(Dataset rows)
- - -

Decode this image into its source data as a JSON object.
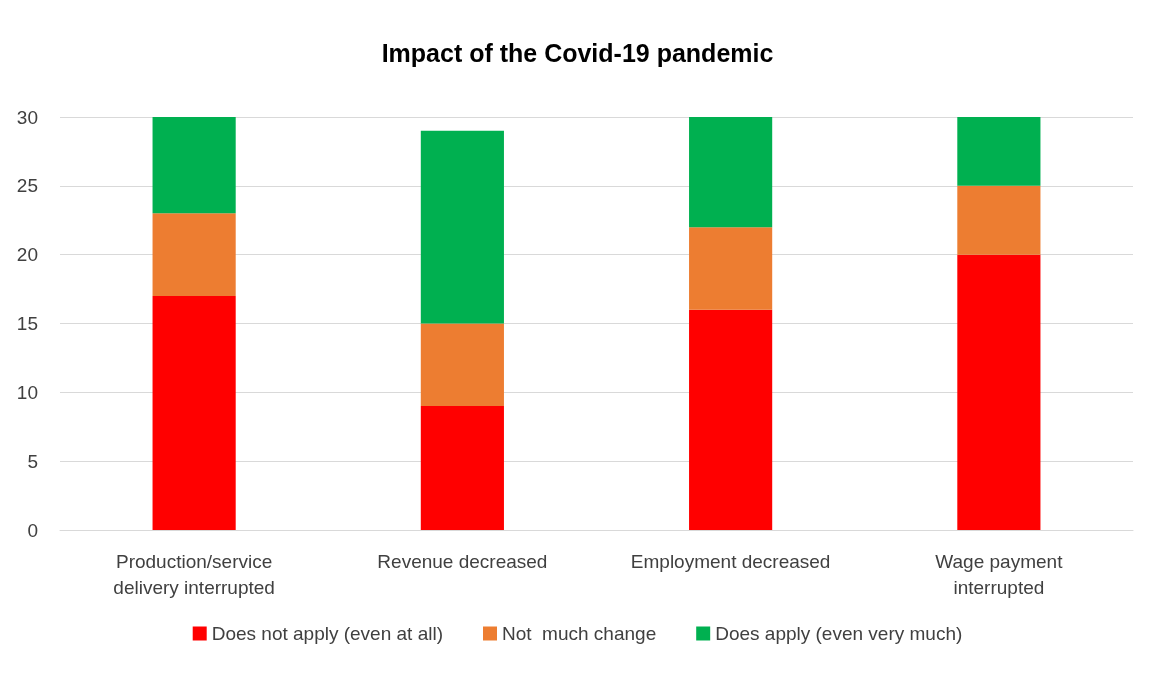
{
  "chart_data": {
    "type": "bar",
    "title": "Impact of the Covid-19 pandemic",
    "stacked": true,
    "categories": [
      "Production/service\ndelivery interrupted",
      "Revenue decreased",
      "Employment decreased",
      "Wage payment\ninterrupted"
    ],
    "series": [
      {
        "name": "Does not apply (even at all)",
        "color": "#ff0000",
        "values": [
          17,
          9,
          16,
          20
        ]
      },
      {
        "name": "Not  much change",
        "color": "#ed7d31",
        "values": [
          6,
          6,
          6,
          5
        ]
      },
      {
        "name": "Does apply (even very much)",
        "color": "#00b050",
        "values": [
          7,
          14,
          8,
          5
        ]
      }
    ],
    "ylim": [
      0,
      30
    ],
    "yticks": [
      0,
      5,
      10,
      15,
      20,
      25,
      30
    ],
    "grid": "y",
    "legend": "bottom"
  }
}
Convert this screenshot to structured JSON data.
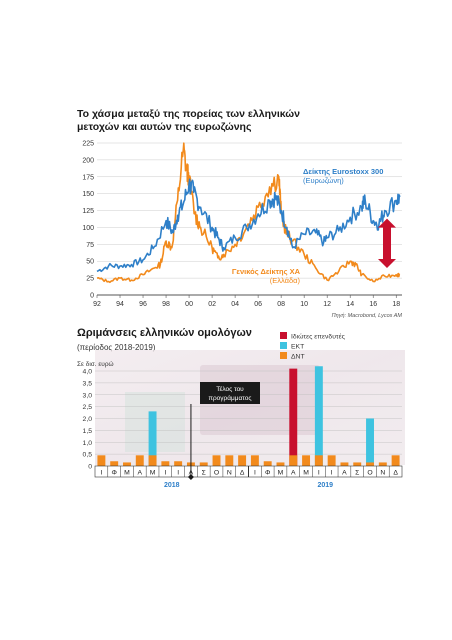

- - -

WHAT TO PRODUCE: Repeat each entry precisely as it appears. Leave the pictures out.

REPLY:
Decode this image into its source data as a JSON object.
{
  "chart_data": {
    "type": "bar",
    "title": "Impact of the Covid-19 pandemic",
    "stacked": true,
    "categories": [
      "Production/service\ndelivery interrupted",
      "Revenue decreased",
      "Employment decreased",
      "Wage payment\ninterrupted"
    ],
    "series": [
      {
        "name": "Does not apply (even at all)",
        "color": "#ff0000",
        "values": [
          17,
          9,
          16,
          20
        ]
      },
      {
        "name": "Not  much change",
        "color": "#ed7d31",
        "values": [
          6,
          6,
          6,
          5
        ]
      },
      {
        "name": "Does apply (even very much)",
        "color": "#00b050",
        "values": [
          7,
          14,
          8,
          5
        ]
      }
    ],
    "ylim": [
      0,
      30
    ],
    "yticks": [
      0,
      5,
      10,
      15,
      20,
      25,
      30
    ],
    "grid": "y",
    "legend": "bottom"
  }
}
Convert this screenshot to structured JSON data.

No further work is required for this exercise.